■ WHAT IS BEING ASKED
Select every line below containing the word "Burned".

[Data items]

[BEGIN]

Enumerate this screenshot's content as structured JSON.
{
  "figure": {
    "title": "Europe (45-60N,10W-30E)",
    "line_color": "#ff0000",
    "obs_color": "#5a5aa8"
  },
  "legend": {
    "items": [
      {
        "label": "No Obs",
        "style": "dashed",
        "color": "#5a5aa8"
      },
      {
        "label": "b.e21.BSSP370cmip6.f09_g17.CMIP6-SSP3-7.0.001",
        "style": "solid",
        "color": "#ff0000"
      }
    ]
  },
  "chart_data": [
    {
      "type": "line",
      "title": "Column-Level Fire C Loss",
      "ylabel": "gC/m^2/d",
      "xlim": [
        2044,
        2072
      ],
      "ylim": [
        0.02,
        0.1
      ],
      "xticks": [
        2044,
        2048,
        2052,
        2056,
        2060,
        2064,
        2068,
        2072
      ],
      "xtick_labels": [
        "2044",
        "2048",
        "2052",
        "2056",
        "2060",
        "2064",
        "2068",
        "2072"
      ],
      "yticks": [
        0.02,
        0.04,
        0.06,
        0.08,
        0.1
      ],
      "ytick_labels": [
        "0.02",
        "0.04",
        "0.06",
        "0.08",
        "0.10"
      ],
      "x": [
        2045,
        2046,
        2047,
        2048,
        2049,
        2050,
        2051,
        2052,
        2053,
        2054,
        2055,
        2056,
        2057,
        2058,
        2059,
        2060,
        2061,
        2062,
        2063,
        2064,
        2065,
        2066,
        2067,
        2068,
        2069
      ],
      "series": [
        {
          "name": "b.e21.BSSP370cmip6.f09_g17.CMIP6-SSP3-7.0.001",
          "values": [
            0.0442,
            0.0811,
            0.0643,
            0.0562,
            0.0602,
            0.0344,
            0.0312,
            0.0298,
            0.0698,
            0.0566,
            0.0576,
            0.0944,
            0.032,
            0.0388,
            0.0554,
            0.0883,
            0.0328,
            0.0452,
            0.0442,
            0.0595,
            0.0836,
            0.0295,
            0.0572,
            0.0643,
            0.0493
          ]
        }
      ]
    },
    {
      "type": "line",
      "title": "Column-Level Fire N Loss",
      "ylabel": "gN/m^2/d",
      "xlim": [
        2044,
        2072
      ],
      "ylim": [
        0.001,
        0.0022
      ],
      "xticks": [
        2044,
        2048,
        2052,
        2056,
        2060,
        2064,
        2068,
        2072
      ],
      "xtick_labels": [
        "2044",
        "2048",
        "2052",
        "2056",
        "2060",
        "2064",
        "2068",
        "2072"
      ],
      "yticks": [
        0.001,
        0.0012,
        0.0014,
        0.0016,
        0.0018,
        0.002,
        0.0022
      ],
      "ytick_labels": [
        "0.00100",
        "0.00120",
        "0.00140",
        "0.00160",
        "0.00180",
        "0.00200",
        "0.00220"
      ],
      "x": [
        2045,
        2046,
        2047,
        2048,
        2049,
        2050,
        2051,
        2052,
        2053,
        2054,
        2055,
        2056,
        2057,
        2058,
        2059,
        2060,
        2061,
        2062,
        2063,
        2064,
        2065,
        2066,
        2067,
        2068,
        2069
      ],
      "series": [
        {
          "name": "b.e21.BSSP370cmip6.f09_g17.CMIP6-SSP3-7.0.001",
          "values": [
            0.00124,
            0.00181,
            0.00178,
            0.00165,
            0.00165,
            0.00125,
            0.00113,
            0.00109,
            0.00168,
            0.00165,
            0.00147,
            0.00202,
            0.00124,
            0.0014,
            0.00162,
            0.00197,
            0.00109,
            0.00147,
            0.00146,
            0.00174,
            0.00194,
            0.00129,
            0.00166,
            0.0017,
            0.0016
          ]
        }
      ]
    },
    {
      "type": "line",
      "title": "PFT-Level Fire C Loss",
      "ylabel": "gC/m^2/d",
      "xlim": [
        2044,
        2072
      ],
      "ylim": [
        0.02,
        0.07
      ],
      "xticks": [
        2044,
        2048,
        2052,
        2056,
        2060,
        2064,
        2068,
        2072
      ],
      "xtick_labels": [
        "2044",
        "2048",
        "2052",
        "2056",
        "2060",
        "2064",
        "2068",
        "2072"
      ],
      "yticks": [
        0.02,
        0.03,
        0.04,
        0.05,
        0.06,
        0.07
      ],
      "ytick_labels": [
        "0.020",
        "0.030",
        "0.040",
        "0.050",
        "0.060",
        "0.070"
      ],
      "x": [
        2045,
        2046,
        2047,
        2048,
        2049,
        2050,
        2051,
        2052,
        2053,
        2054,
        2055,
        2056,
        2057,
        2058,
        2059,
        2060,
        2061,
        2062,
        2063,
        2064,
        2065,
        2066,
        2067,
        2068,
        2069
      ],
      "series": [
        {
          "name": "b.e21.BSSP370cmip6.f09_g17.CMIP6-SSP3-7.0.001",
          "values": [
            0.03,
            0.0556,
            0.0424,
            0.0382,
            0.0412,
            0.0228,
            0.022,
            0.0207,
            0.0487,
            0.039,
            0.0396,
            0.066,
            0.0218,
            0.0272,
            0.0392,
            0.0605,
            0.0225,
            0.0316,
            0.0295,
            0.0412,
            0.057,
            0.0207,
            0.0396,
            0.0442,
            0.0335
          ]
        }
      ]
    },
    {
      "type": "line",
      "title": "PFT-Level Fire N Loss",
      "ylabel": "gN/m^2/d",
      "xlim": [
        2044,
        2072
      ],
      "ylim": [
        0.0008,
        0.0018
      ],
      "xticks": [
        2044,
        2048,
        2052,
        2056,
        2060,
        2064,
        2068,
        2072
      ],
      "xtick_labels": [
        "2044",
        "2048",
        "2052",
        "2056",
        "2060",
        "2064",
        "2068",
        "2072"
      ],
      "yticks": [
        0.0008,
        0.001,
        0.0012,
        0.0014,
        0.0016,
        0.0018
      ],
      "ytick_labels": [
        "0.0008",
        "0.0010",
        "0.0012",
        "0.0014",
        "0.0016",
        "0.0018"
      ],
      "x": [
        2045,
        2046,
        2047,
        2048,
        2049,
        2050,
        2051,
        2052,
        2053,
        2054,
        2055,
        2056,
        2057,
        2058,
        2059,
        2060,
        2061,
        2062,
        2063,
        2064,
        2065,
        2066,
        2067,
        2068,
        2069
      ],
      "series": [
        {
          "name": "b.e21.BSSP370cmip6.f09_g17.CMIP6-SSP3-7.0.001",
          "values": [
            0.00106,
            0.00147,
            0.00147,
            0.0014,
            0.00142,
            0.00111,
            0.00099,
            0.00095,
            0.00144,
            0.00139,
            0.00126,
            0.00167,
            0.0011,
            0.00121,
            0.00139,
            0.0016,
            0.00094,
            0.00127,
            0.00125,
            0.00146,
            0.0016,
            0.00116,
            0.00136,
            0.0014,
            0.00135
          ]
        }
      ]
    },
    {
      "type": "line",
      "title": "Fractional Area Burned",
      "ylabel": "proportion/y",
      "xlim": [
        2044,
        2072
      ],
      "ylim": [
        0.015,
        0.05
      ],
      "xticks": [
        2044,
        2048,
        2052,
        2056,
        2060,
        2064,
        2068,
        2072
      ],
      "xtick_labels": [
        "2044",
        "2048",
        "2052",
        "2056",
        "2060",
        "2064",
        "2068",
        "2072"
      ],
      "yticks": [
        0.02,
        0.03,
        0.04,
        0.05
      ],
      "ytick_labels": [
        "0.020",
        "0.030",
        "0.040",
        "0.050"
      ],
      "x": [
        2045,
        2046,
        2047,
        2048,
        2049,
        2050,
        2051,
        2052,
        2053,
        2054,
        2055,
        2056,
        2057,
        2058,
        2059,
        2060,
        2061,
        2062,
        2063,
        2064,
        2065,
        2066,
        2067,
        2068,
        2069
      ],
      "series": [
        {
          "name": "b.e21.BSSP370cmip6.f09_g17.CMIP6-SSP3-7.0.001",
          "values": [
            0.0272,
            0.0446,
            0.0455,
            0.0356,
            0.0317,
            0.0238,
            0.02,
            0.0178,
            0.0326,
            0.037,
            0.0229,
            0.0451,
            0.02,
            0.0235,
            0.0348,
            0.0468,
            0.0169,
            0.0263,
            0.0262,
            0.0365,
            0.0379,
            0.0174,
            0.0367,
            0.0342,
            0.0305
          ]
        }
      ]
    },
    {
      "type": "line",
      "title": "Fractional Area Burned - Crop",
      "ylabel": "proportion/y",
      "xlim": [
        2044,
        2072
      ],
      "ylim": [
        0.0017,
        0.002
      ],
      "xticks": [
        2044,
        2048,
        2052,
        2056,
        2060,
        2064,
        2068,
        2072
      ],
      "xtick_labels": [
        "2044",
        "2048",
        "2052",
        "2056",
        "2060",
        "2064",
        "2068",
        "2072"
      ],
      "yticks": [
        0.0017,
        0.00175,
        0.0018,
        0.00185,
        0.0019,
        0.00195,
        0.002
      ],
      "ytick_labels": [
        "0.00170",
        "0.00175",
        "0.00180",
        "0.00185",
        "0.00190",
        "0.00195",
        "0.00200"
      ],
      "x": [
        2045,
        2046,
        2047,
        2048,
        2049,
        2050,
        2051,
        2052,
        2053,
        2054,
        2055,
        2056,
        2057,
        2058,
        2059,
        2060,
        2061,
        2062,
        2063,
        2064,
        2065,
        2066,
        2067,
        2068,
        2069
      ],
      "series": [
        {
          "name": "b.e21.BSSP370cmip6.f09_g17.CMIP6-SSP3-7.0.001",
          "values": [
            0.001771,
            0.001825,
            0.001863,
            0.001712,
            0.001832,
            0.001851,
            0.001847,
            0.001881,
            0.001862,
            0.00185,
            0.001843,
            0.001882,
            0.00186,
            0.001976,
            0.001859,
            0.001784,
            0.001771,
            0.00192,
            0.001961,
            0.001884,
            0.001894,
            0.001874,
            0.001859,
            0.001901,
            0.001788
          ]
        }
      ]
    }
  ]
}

[END]

■ REPLY
      "title": "Fractional Area Burned",
      "title": "Fractional Area Burned - Crop",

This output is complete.